DIRECTIVE: With the pictures omitted, write out the entries that follow exactly as they stand.

DATA FOR THIS TASK:
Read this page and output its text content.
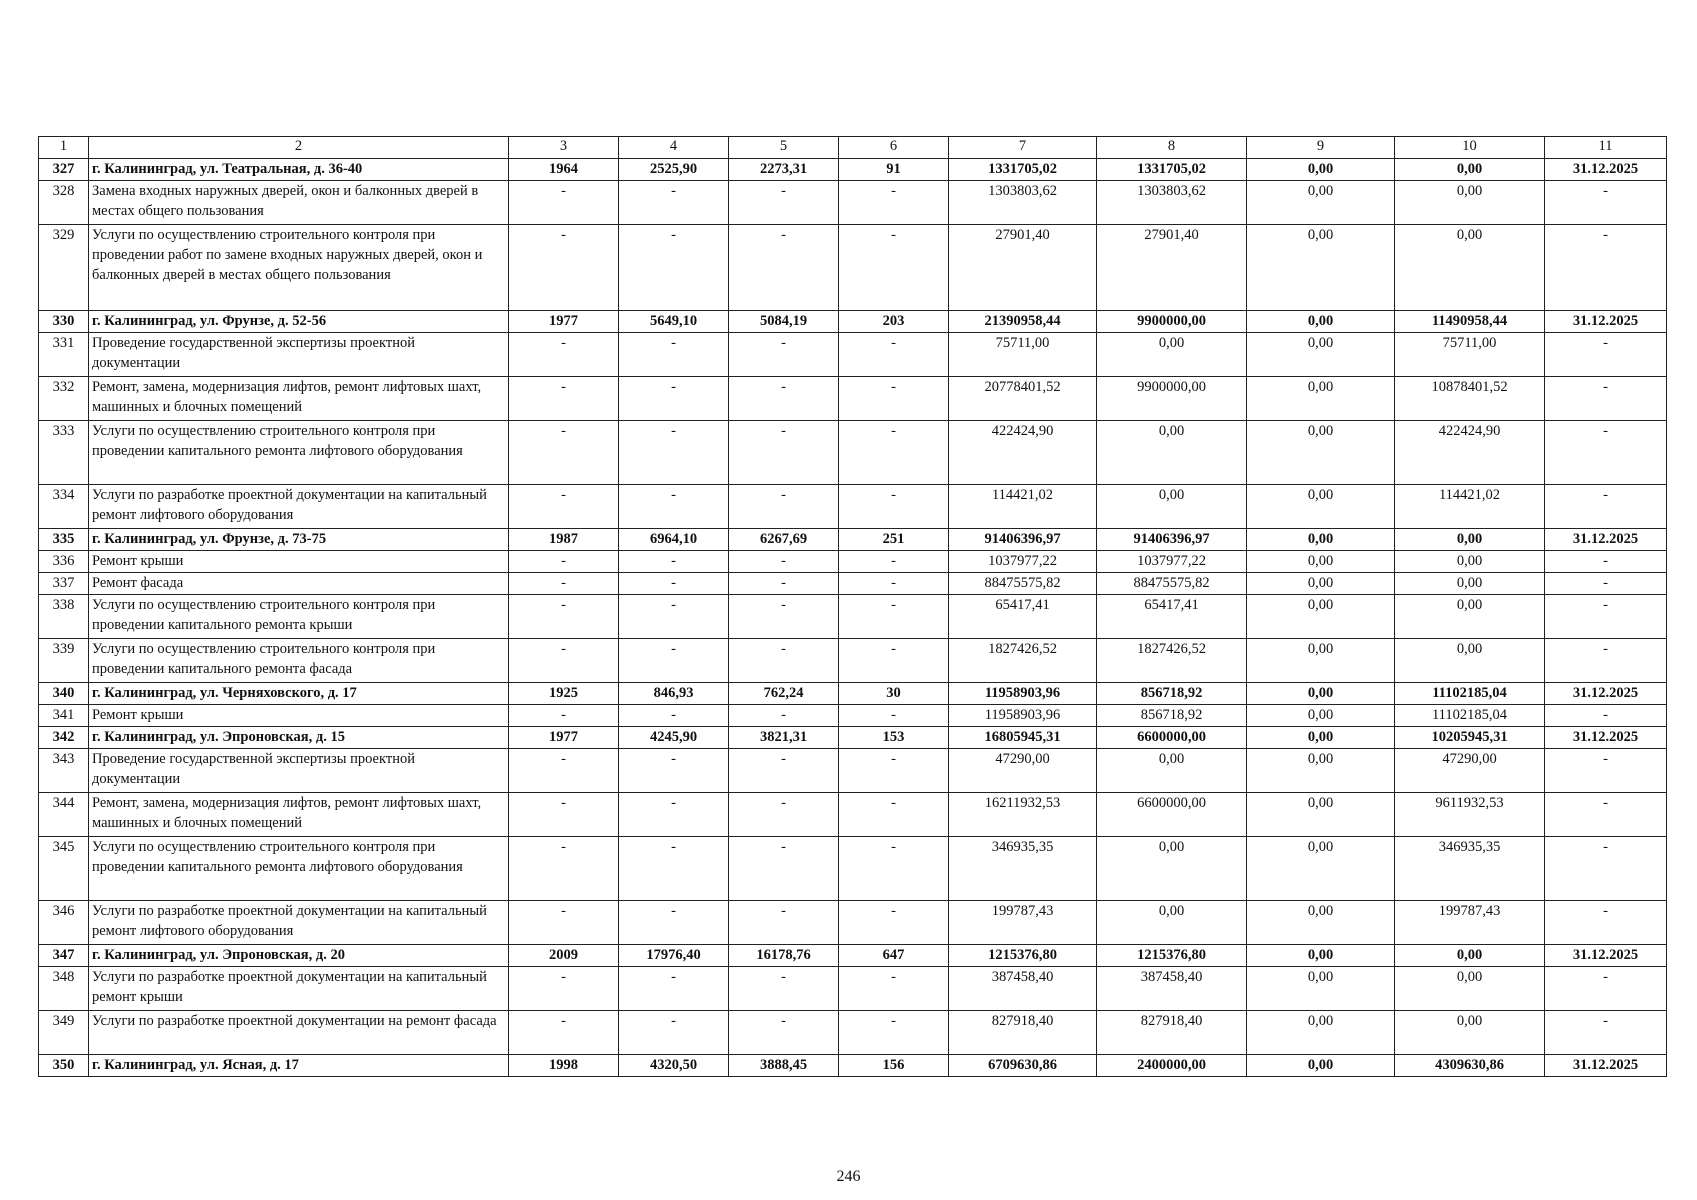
1	2	3	4	5	6	7	8	9	10	11
327	г. Калининград, ул. Театральная, д. 36-40	1964	2525,90	2273,31	91	1331705,02	1331705,02	0,00	0,00	31.12.2025
328	Замена входных наружных дверей, окон и балконных дверей в местах общего пользования	-	-	-	-	1303803,62	1303803,62	0,00	0,00	-
329	Услуги по осуществлению строительного контроля при проведении работ по замене входных наружных дверей, окон и балконных дверей в местах общего пользования	-	-	-	-	27901,40	27901,40	0,00	0,00	-
330	г. Калининград, ул. Фрунзе, д. 52-56	1977	5649,10	5084,19	203	21390958,44	9900000,00	0,00	11490958,44	31.12.2025
331	Проведение государственной экспертизы проектной документации	-	-	-	-	75711,00	0,00	0,00	75711,00	-
332	Ремонт, замена, модернизация лифтов, ремонт лифтовых шахт, машинных и блочных помещений	-	-	-	-	20778401,52	9900000,00	0,00	10878401,52	-
333	Услуги по осуществлению строительного контроля при проведении капитального ремонта лифтового оборудования	-	-	-	-	422424,90	0,00	0,00	422424,90	-
334	Услуги по разработке проектной документации на капитальный ремонт лифтового оборудования	-	-	-	-	114421,02	0,00	0,00	114421,02	-
335	г. Калининград, ул. Фрунзе, д. 73-75	1987	6964,10	6267,69	251	91406396,97	91406396,97	0,00	0,00	31.12.2025
336	Ремонт крыши	-	-	-	-	1037977,22	1037977,22	0,00	0,00	-
337	Ремонт фасада	-	-	-	-	88475575,82	88475575,82	0,00	0,00	-
338	Услуги по осуществлению строительного контроля при проведении капитального ремонта крыши	-	-	-	-	65417,41	65417,41	0,00	0,00	-
339	Услуги по осуществлению строительного контроля при проведении капитального ремонта фасада	-	-	-	-	1827426,52	1827426,52	0,00	0,00	-
340	г. Калининград, ул. Черняховского, д. 17	1925	846,93	762,24	30	11958903,96	856718,92	0,00	11102185,04	31.12.2025
341	Ремонт крыши	-	-	-	-	11958903,96	856718,92	0,00	11102185,04	-
342	г. Калининград, ул. Эпроновская, д. 15	1977	4245,90	3821,31	153	16805945,31	6600000,00	0,00	10205945,31	31.12.2025
343	Проведение государственной экспертизы проектной документации	-	-	-	-	47290,00	0,00	0,00	47290,00	-
344	Ремонт, замена, модернизация лифтов, ремонт лифтовых шахт, машинных и блочных помещений	-	-	-	-	16211932,53	6600000,00	0,00	9611932,53	-
345	Услуги по осуществлению строительного контроля при проведении капитального ремонта лифтового оборудования	-	-	-	-	346935,35	0,00	0,00	346935,35	-
346	Услуги по разработке проектной документации на капитальный ремонт лифтового оборудования	-	-	-	-	199787,43	0,00	0,00	199787,43	-
347	г. Калининград, ул. Эпроновская, д. 20	2009	17976,40	16178,76	647	1215376,80	1215376,80	0,00	0,00	31.12.2025
348	Услуги по разработке проектной документации на капитальный ремонт крыши	-	-	-	-	387458,40	387458,40	0,00	0,00	-
349	Услуги по разработке проектной документации на ремонт фасада	-	-	-	-	827918,40	827918,40	0,00	0,00	-
350	г. Калининград, ул. Ясная, д. 17	1998	4320,50	3888,45	156	6709630,86	2400000,00	0,00	4309630,86	31.12.2025
246
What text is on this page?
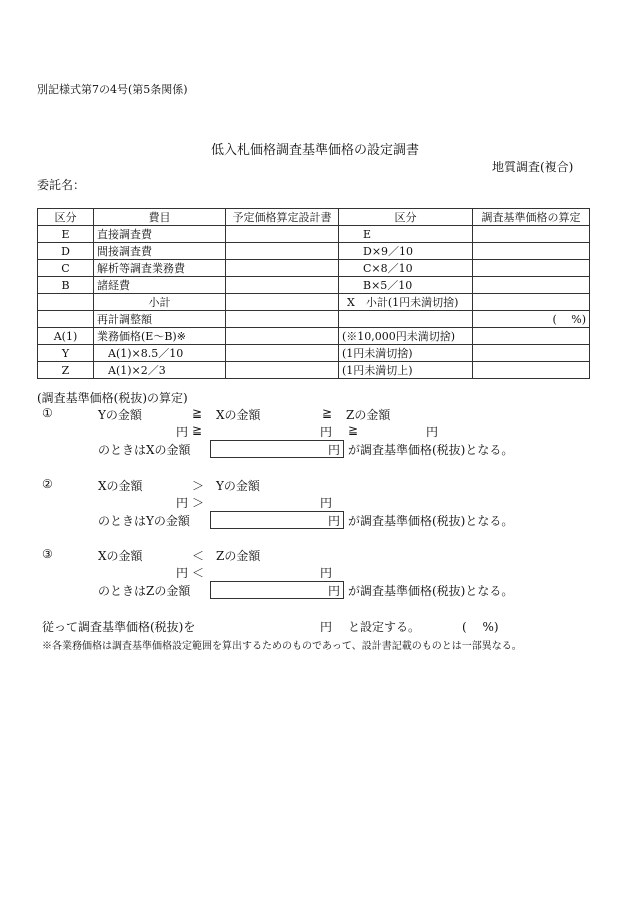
別記様式第7の4号(第5条関係)
低入札価格調査基準価格の設定調書
地質調査(複合)
委託名：
区分	費目	予定価格算定設計書	区分	調査基準価格の算定
E	直接調査費		E	
D	間接調査費		D×9／10	
C	解析等調査業務費		C×8／10	
B	諸経費		B×5／10	
	小計		X　小計(1円未満切捨)	
	再計調整額			(　 %)
A(1)	業務価格(E～B)※		(※10,000円未満切捨)	
Y	A(1)×8.5／10		(1円未満切捨)	
Z	A(1)×2／3		(1円未満切上)	
(調査基準価格(税抜)の算定)
①	Yの金額	≧ Xの金額	≧ Zの金額
円 ≧	円 ≧	円
のときはXの金額	円 が調査基準価格(税抜)となる。
②	Xの金額	＞ Yの金額
円 ＞	円
のときはYの金額	円 が調査基準価格(税抜)となる。
③	Xの金額	＜ Zの金額
円 ＜	円
のときはZの金額	円 が調査基準価格(税抜)となる。
従って調査基準価格(税抜)を	円 と設定する。	(　 %)
※各業務価格は調査基準価格設定範囲を算出するためのものであって、設計書記載のものとは一部異なる。
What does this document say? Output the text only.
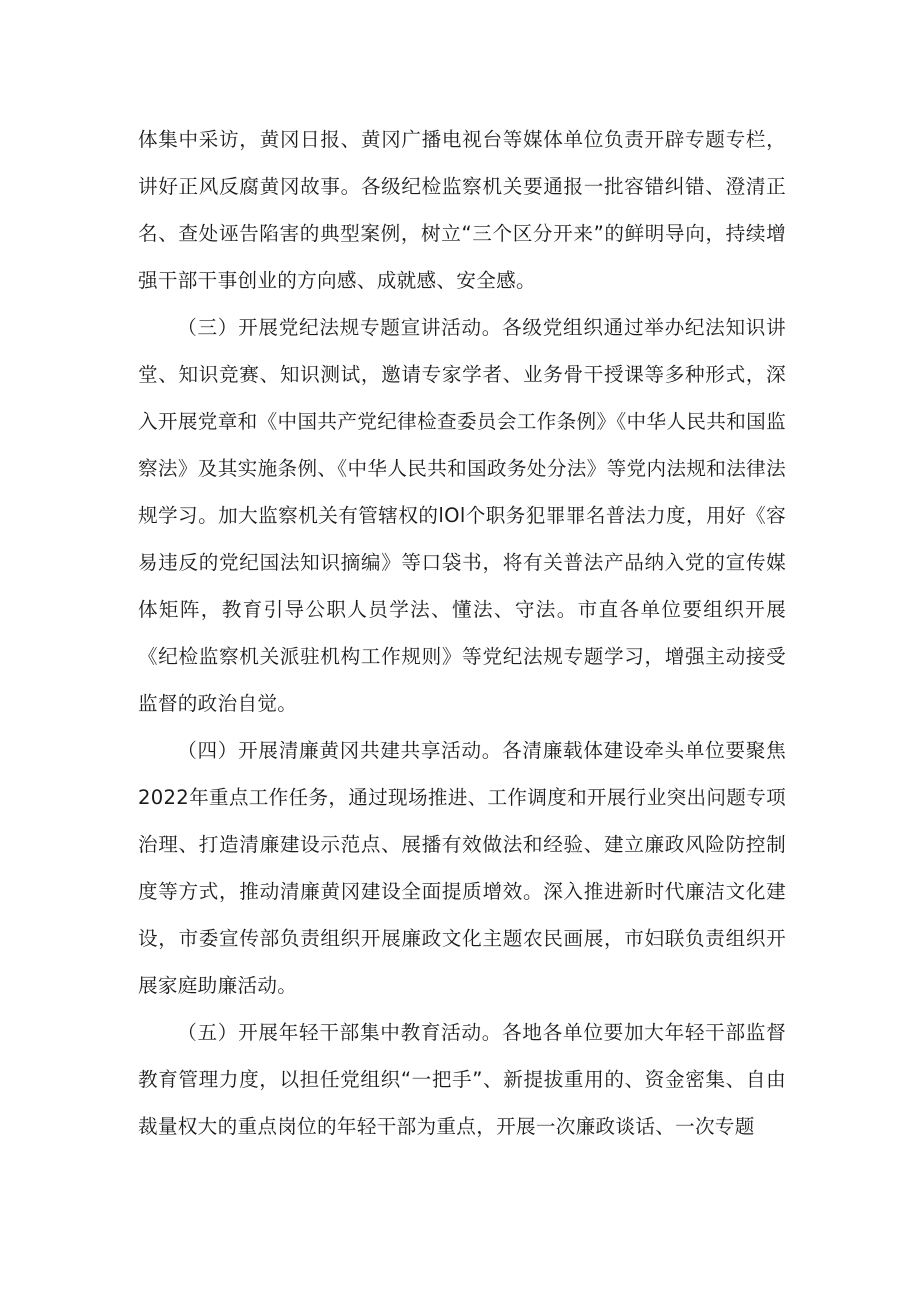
体集中采访，黄冈日报、黄冈广播电视台等媒体单位负责开辟专题专栏，讲好正风反腐黄冈故事。各级纪检监察机关要通报一批容错纠错、澄清正名、查处诬告陷害的典型案例，树立“三个区分开来”的鲜明导向，持续增强干部干事创业的方向感、成就感、安全感。

（三）开展党纪法规专题宣讲活动。各级党组织通过举办纪法知识讲堂、知识竞赛、知识测试，邀请专家学者、业务骨干授课等多种形式，深入开展党章和《中国共产党纪律检查委员会工作条例》《中华人民共和国监察法》及其实施条例、《中华人民共和国政务处分法》等党内法规和法律法规学习。加大监察机关有管辖权的lOl个职务犯罪罪名普法力度，用好《容易违反的党纪国法知识摘编》等口袋书，将有关普法产品纳入党的宣传媒体矩阵，教育引导公职人员学法、懂法、守法。市直各单位要组织开展《纪检监察机关派驻机构工作规则》等党纪法规专题学习，增强主动接受监督的政治自觉。

（四）开展清廉黄冈共建共享活动。各清廉载体建设牵头单位要聚焦2022年重点工作任务，通过现场推进、工作调度和开展行业突出问题专项治理、打造清廉建设示范点、展播有效做法和经验、建立廉政风险防控制度等方式，推动清廉黄冈建设全面提质增效。深入推进新时代廉洁文化建设，市委宣传部负责组织开展廉政文化主题农民画展，市妇联负责组织开展家庭助廉活动。

（五）开展年轻干部集中教育活动。各地各单位要加大年轻干部监督教育管理力度，以担任党组织“一把手”、新提拔重用的、资金密集、自由裁量权大的重点岗位的年轻干部为重点，开展一次廉政谈话、一次专题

FULL RESPONSE:
Read this page and output its text content.
1	2	3	4	5	6	7	8	9	10	11
327	г. Калининград, ул. Театральная, д. 36-40	1964	2525,90	2273,31	91	1331705,02	1331705,02	0,00	0,00	31.12.2025
328	Замена входных наружных дверей, окон и балконных дверей в местах общего пользования	-	-	-	-	1303803,62	1303803,62	0,00	0,00	-
329	Услуги по осуществлению строительного контроля при проведении работ по замене входных наружных дверей, окон и балконных дверей в местах общего пользования	-	-	-	-	27901,40	27901,40	0,00	0,00	-
330	г. Калининград, ул. Фрунзе, д. 52-56	1977	5649,10	5084,19	203	21390958,44	9900000,00	0,00	11490958,44	31.12.2025
331	Проведение государственной экспертизы проектной документации	-	-	-	-	75711,00	0,00	0,00	75711,00	-
332	Ремонт, замена, модернизация лифтов, ремонт лифтовых шахт, машинных и блочных помещений	-	-	-	-	20778401,52	9900000,00	0,00	10878401,52	-
333	Услуги по осуществлению строительного контроля при проведении капитального ремонта лифтового оборудования	-	-	-	-	422424,90	0,00	0,00	422424,90	-
334	Услуги по разработке проектной документации на капитальный ремонт лифтового оборудования	-	-	-	-	114421,02	0,00	0,00	114421,02	-
335	г. Калининград, ул. Фрунзе, д. 73-75	1987	6964,10	6267,69	251	91406396,97	91406396,97	0,00	0,00	31.12.2025
336	Ремонт крыши	-	-	-	-	1037977,22	1037977,22	0,00	0,00	-
337	Ремонт фасада	-	-	-	-	88475575,82	88475575,82	0,00	0,00	-
338	Услуги по осуществлению строительного контроля при проведении капитального ремонта крыши	-	-	-	-	65417,41	65417,41	0,00	0,00	-
339	Услуги по осуществлению строительного контроля при проведении капитального ремонта фасада	-	-	-	-	1827426,52	1827426,52	0,00	0,00	-
340	г. Калининград, ул. Черняховского, д. 17	1925	846,93	762,24	30	11958903,96	856718,92	0,00	11102185,04	31.12.2025
341	Ремонт крыши	-	-	-	-	11958903,96	856718,92	0,00	11102185,04	-
342	г. Калининград, ул. Эпроновская, д. 15	1977	4245,90	3821,31	153	16805945,31	6600000,00	0,00	10205945,31	31.12.2025
343	Проведение государственной экспертизы проектной документации	-	-	-	-	47290,00	0,00	0,00	47290,00	-
344	Ремонт, замена, модернизация лифтов, ремонт лифтовых шахт, машинных и блочных помещений	-	-	-	-	16211932,53	6600000,00	0,00	9611932,53	-
345	Услуги по осуществлению строительного контроля при проведении капитального ремонта лифтового оборудования	-	-	-	-	346935,35	0,00	0,00	346935,35	-
346	Услуги по разработке проектной документации на капитальный ремонт лифтового оборудования	-	-	-	-	199787,43	0,00	0,00	199787,43	-
347	г. Калининград, ул. Эпроновская, д. 20	2009	17976,40	16178,76	647	1215376,80	1215376,80	0,00	0,00	31.12.2025
348	Услуги по разработке проектной документации на капитальный ремонт крыши	-	-	-	-	387458,40	387458,40	0,00	0,00	-
349	Услуги по разработке проектной документации на ремонт фасада	-	-	-	-	827918,40	827918,40	0,00	0,00	-
350	г. Калининград, ул. Ясная, д. 17	1998	4320,50	3888,45	156	6709630,86	2400000,00	0,00	4309630,86	31.12.2025
246
What text is on this page?
別記様式第7の4号(第5条関係)
低入札価格調査基準価格の設定調書
地質調査(複合)
委託名：
区分	費目	予定価格算定設計書	区分	調査基準価格の算定
E	直接調査費		E	
D	間接調査費		D×9／10	
C	解析等調査業務費		C×8／10	
B	諸経費		B×5／10	
	小計		X　小計(1円未満切捨)	
	再計調整額			(　 %)
A(1)	業務価格(E～B)※		(※10,000円未満切捨)	
Y	A(1)×8.5／10		(1円未満切捨)	
Z	A(1)×2／3		(1円未満切上)	
(調査基準価格(税抜)の算定)
①	Yの金額	≧ Xの金額	≧ Zの金額
円 ≧	円 ≧	円
のときはXの金額	円 が調査基準価格(税抜)となる。
②	Xの金額	＞ Yの金額
円 ＞	円
のときはYの金額	円 が調査基準価格(税抜)となる。
③	Xの金額	＜ Zの金額
円 ＜	円
のときはZの金額	円 が調査基準価格(税抜)となる。
従って調査基準価格(税抜)を	円 と設定する。	(　 %)
※各業務価格は調査基準価格設定範囲を算出するためのものであって、設計書記載のものとは一部異なる。
What does this document say? Output the text only.
体集中采访，黄冈日报、黄冈广播电视台等媒体单位负责开辟专题专栏，讲好正风反腐黄冈故事。各级纪检监察机关要通报一批容错纠错、澄清正名、查处诬告陷害的典型案例，树立“三个区分开来”的鲜明导向，持续增强干部干事创业的方向感、成就感、安全感。

（三）开展党纪法规专题宣讲活动。各级党组织通过举办纪法知识讲堂、知识竞赛、知识测试，邀请专家学者、业务骨干授课等多种形式，深入开展党章和《中国共产党纪律检查委员会工作条例》《中华人民共和国监察法》及其实施条例、《中华人民共和国政务处分法》等党内法规和法律法规学习。加大监察机关有管辖权的lOl个职务犯罪罪名普法力度，用好《容易违反的党纪国法知识摘编》等口袋书，将有关普法产品纳入党的宣传媒体矩阵，教育引导公职人员学法、懂法、守法。市直各单位要组织开展《纪检监察机关派驻机构工作规则》等党纪法规专题学习，增强主动接受监督的政治自觉。

（四）开展清廉黄冈共建共享活动。各清廉载体建设牵头单位要聚焦2022年重点工作任务，通过现场推进、工作调度和开展行业突出问题专项治理、打造清廉建设示范点、展播有效做法和经验、建立廉政风险防控制度等方式，推动清廉黄冈建设全面提质增效。深入推进新时代廉洁文化建设，市委宣传部负责组织开展廉政文化主题农民画展，市妇联负责组织开展家庭助廉活动。

（五）开展年轻干部集中教育活动。各地各单位要加大年轻干部监督教育管理力度，以担任党组织“一把手”、新提拔重用的、资金密集、自由裁量权大的重点岗位的年轻干部为重点，开展一次廉政谈话、一次专题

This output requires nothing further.